Start Extracted material

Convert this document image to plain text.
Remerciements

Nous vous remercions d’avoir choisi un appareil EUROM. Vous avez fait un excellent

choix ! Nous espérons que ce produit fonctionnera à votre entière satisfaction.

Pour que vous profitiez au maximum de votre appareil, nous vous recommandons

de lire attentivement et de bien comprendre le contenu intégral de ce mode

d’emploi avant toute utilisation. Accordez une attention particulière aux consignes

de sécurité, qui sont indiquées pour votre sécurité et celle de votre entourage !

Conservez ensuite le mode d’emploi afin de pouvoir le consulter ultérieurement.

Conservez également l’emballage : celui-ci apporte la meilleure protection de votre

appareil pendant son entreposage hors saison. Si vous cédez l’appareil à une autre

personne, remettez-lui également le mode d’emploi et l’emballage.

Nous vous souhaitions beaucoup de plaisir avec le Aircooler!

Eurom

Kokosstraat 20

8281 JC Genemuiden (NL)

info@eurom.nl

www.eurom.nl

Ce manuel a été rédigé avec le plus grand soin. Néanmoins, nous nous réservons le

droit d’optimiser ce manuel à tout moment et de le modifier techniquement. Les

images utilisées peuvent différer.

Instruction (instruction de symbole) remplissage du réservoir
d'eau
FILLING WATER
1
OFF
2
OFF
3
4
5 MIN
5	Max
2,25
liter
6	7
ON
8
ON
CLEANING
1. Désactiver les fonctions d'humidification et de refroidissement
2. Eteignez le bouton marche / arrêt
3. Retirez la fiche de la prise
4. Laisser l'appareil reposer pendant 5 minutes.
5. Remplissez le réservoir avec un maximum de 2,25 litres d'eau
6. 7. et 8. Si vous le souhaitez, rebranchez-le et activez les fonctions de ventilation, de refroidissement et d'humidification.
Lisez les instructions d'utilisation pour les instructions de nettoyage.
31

End Extracted material

### Short exercise
Quote all of the entries verbatim.

### Written answer
Convert this document image to plain text.
Remerciements

Nous vous remercions d’avoir choisi un appareil EUROM. Vous avez fait un excellent

choix ! Nous espérons que ce produit fonctionnera à votre entière satisfaction.

Pour que vous profitiez au maximum de votre appareil, nous vous recommandons

de lire attentivement et de bien comprendre le contenu intégral de ce mode

d’emploi avant toute utilisation. Accordez une attention particulière aux consignes

de sécurité, qui sont indiquées pour votre sécurité et celle de votre entourage !

Conservez ensuite le mode d’emploi afin de pouvoir le consulter ultérieurement.

Conservez également l’emballage : celui-ci apporte la meilleure protection de votre

appareil pendant son entreposage hors saison. Si vous cédez l’appareil à une autre

personne, remettez-lui également le mode d’emploi et l’emballage.

Nous vous souhaitions beaucoup de plaisir avec le Aircooler!

Eurom

Kokosstraat 20

8281 JC Genemuiden (NL)

info@eurom.nl

www.eurom.nl

Ce manuel a été rédigé avec le plus grand soin. Néanmoins, nous nous réservons le

droit d’optimiser ce manuel à tout moment et de le modifier techniquement. Les

images utilisées peuvent différer.

Instruction (instruction de symbole) remplissage du réservoir
d'eau
FILLING WATER
1
OFF
2
OFF
3
4
5 MIN
5	Max
2,25
liter
6	7
ON
8
ON
CLEANING
1. Désactiver les fonctions d'humidification et de refroidissement
2. Eteignez le bouton marche / arrêt
3. Retirez la fiche de la prise
4. Laisser l'appareil reposer pendant 5 minutes.
5. Remplissez le réservoir avec un maximum de 2,25 litres d'eau
6. 7. et 8. Si vous le souhaitez, rebranchez-le et activez les fonctions de ventilation, de refroidissement et d'humidification.
Lisez les instructions d'utilisation pour les instructions de nettoyage.
31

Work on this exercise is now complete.